◆ Records shown ◆
--*--

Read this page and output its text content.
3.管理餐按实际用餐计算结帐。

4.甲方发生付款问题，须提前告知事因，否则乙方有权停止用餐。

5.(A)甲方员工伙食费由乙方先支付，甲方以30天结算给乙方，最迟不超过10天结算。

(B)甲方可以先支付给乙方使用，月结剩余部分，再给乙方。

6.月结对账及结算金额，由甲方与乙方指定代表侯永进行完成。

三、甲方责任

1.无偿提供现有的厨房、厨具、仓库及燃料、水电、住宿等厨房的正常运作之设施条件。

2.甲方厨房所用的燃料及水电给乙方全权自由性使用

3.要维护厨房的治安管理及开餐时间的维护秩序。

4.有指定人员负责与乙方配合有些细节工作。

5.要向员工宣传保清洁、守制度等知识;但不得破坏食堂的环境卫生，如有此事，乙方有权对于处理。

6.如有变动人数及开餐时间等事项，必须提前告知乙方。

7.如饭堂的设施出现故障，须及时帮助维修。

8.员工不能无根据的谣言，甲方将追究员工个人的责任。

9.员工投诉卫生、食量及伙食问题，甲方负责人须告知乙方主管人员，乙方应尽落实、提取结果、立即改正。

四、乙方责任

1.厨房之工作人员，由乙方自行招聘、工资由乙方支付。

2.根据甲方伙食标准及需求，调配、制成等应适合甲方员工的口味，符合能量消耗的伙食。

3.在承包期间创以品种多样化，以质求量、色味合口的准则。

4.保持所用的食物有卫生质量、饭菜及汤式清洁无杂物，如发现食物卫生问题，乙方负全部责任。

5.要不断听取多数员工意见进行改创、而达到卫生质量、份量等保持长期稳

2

--*--

Retype all of the data shown above, word for word.

◆ Finished answer ◆
Read this page and output its text content.
3.管理餐按实际用餐计算结帐。

4.甲方发生付款问题，须提前告知事因，否则乙方有权停止用餐。

5.(A)甲方员工伙食费由乙方先支付，甲方以30天结算给乙方，最迟不超过10天结算。

(B)甲方可以先支付给乙方使用，月结剩余部分，再给乙方。

6.月结对账及结算金额，由甲方与乙方指定代表侯永进行完成。

三、甲方责任

1.无偿提供现有的厨房、厨具、仓库及燃料、水电、住宿等厨房的正常运作之设施条件。

2.甲方厨房所用的燃料及水电给乙方全权自由性使用

3.要维护厨房的治安管理及开餐时间的维护秩序。

4.有指定人员负责与乙方配合有些细节工作。

5.要向员工宣传保清洁、守制度等知识;但不得破坏食堂的环境卫生，如有此事，乙方有权对于处理。

6.如有变动人数及开餐时间等事项，必须提前告知乙方。

7.如饭堂的设施出现故障，须及时帮助维修。

8.员工不能无根据的谣言，甲方将追究员工个人的责任。

9.员工投诉卫生、食量及伙食问题，甲方负责人须告知乙方主管人员，乙方应尽落实、提取结果、立即改正。

四、乙方责任

1.厨房之工作人员，由乙方自行招聘、工资由乙方支付。

2.根据甲方伙食标准及需求，调配、制成等应适合甲方员工的口味，符合能量消耗的伙食。

3.在承包期间创以品种多样化，以质求量、色味合口的准则。

4.保持所用的食物有卫生质量、饭菜及汤式清洁无杂物，如发现食物卫生问题，乙方负全部责任。

5.要不断听取多数员工意见进行改创、而达到卫生质量、份量等保持长期稳

2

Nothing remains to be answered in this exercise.